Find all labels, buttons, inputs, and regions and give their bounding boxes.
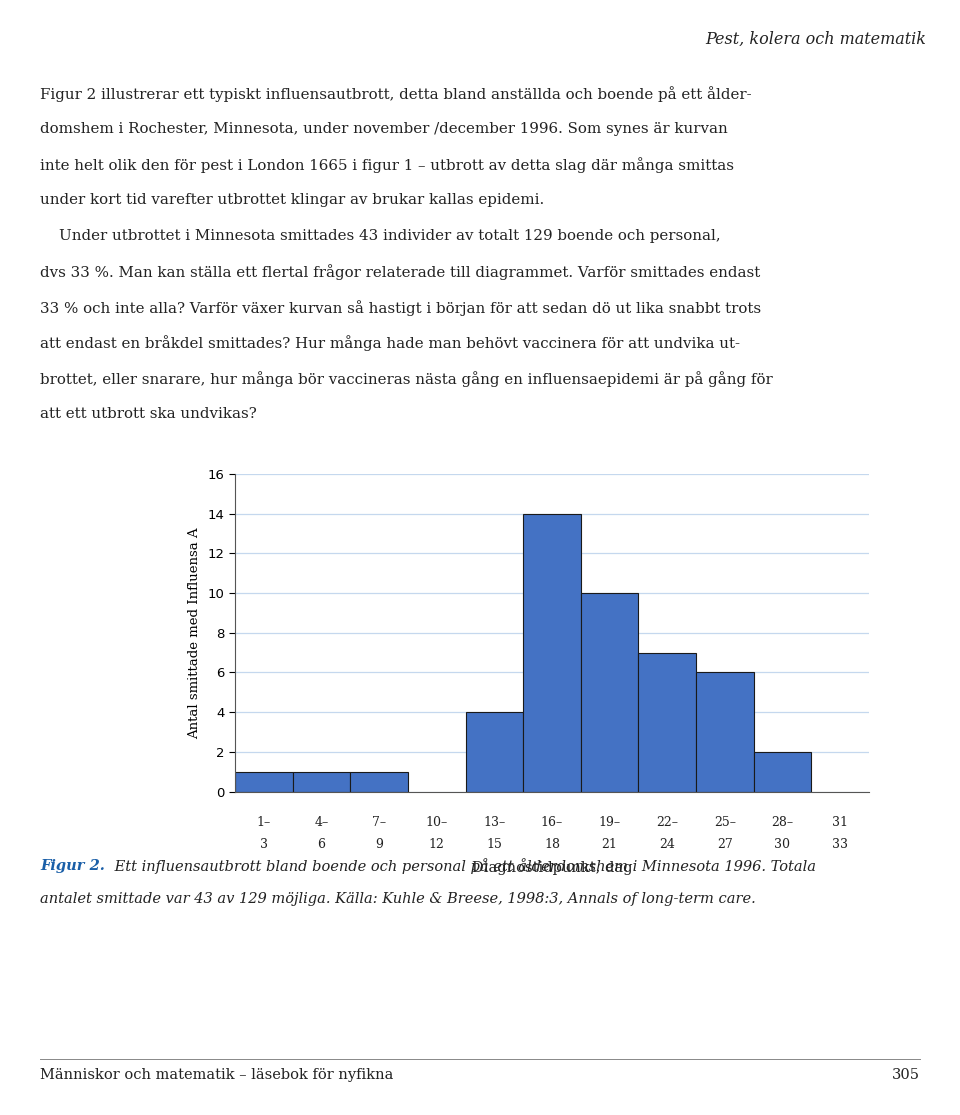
Text: att endast en bråkdel smittades? Hur många hade man behövt vaccinera för att und: att endast en bråkdel smittades? Hur mån… [40, 336, 740, 351]
Text: 12: 12 [429, 838, 444, 852]
Text: 1–: 1– [257, 816, 271, 830]
Bar [696, 672, 754, 792]
Text: 3: 3 [260, 838, 268, 852]
Bar [754, 752, 811, 792]
Bar [466, 712, 523, 792]
Text: 19–: 19– [598, 816, 621, 830]
Bar [235, 772, 293, 792]
Text: 22–: 22– [657, 816, 678, 830]
Text: under kort tid varefter utbrottet klingar av brukar kallas epidemi.: under kort tid varefter utbrottet klinga… [40, 193, 544, 207]
Text: 10–: 10– [425, 816, 448, 830]
Text: 33: 33 [832, 838, 848, 852]
Text: 18: 18 [544, 838, 560, 852]
Text: att ett utbrott ska undvikas?: att ett utbrott ska undvikas? [40, 407, 257, 421]
Text: Under utbrottet i Minnesota smittades 43 individer av totalt 129 boende och pers: Under utbrottet i Minnesota smittades 43… [40, 229, 721, 243]
Text: domshem i Rochester, Minnesota, under november /december 1996. Som synes är kurv: domshem i Rochester, Minnesota, under no… [40, 122, 728, 136]
Text: 15: 15 [487, 838, 502, 852]
Text: 9: 9 [375, 838, 383, 852]
Text: 30: 30 [775, 838, 790, 852]
Text: 28–: 28– [771, 816, 794, 830]
Text: 21: 21 [602, 838, 617, 852]
Text: 13–: 13– [483, 816, 506, 830]
Text: Ett influensautbrott bland boende och personal på ett ålderdomshem i Minnesota 1: Ett influensautbrott bland boende och pe… [110, 859, 816, 874]
Text: 16–: 16– [540, 816, 564, 830]
Text: 27: 27 [717, 838, 732, 852]
Text: 31: 31 [832, 816, 848, 830]
Text: 24: 24 [660, 838, 675, 852]
Bar [350, 772, 408, 792]
Text: 25–: 25– [714, 816, 735, 830]
Text: Diagnostidpunkt, dag: Diagnostidpunkt, dag [471, 861, 633, 875]
Text: 6: 6 [318, 838, 325, 852]
Text: dvs 33 %. Man kan ställa ett flertal frågor relaterade till diagrammet. Varför s: dvs 33 %. Man kan ställa ett flertal frå… [40, 264, 760, 280]
Text: Figur 2.: Figur 2. [40, 859, 106, 873]
Text: 33 % och inte alla? Varför växer kurvan så hastigt i början för att sedan dö ut : 33 % och inte alla? Varför växer kurvan … [40, 300, 761, 316]
Text: 305: 305 [892, 1068, 920, 1083]
Bar [638, 652, 696, 792]
Text: Figur 2 illustrerar ett typiskt influensautbrott, detta bland anställda och boen: Figur 2 illustrerar ett typiskt influens… [40, 86, 752, 101]
Text: antalet smittade var 43 av 129 möjliga. Källa: Kuhle & Breese, 1998:3, Annals of: antalet smittade var 43 av 129 möjliga. … [40, 892, 756, 906]
Bar [293, 772, 350, 792]
Text: brottet, eller snarare, hur många bör vaccineras nästa gång en influensaepidemi : brottet, eller snarare, hur många bör va… [40, 371, 773, 387]
Bar [581, 593, 638, 792]
Bar [523, 514, 581, 792]
Text: 4–: 4– [315, 816, 328, 830]
Text: Människor och matematik – läsebok för nyfikna: Människor och matematik – läsebok för ny… [40, 1068, 394, 1083]
Text: Pest, kolera och matematik: Pest, kolera och matematik [706, 31, 926, 48]
Text: inte helt olik den för pest i London 1665 i figur 1 – utbrott av detta slag där : inte helt olik den för pest i London 166… [40, 157, 734, 173]
Y-axis label: Antal smittade med Influensa A: Antal smittade med Influensa A [188, 527, 201, 738]
Text: 7–: 7– [372, 816, 386, 830]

> PROBLEM DESCRIPTION: Lay out the listing from the line that contains "Text: att endast" through the line that contains "Text: 10–: 10– [425, 816, 448, 830]" as a Markdown table with the columns Row and Line. Give each line its own numbered row and leave out any blank lines.

> EXPECTED OUTPUT:
| Row | Line |
|---|---|
| 1 | Text: att endast en bråkdel smittades? Hur många hade man behövt vaccinera för att und: att endast en bråkdel smittades? Hur mån… [40, 336, 740, 351] |
| 2 | Text: 12: 12 [429, 838, 444, 852] |
| 3 | Text: 1–: 1– [257, 816, 271, 830] |
| 4 | Bar [696, 672, 754, 792] |
| 5 | Text: 3: 3 [260, 838, 268, 852] |
| 6 | Bar [754, 752, 811, 792] |
| 7 | Bar [466, 712, 523, 792] |
| 8 | Text: 19–: 19– [598, 816, 621, 830] |
| 9 | Bar [235, 772, 293, 792] |
| 10 | Text: 22–: 22– [657, 816, 678, 830] |
| 11 | Text: under kort tid varefter utbrottet klingar av brukar kallas epidemi.: under kort tid varefter utbrottet klinga… [40, 193, 544, 207] |
| 12 | Text: 10–: 10– [425, 816, 448, 830] |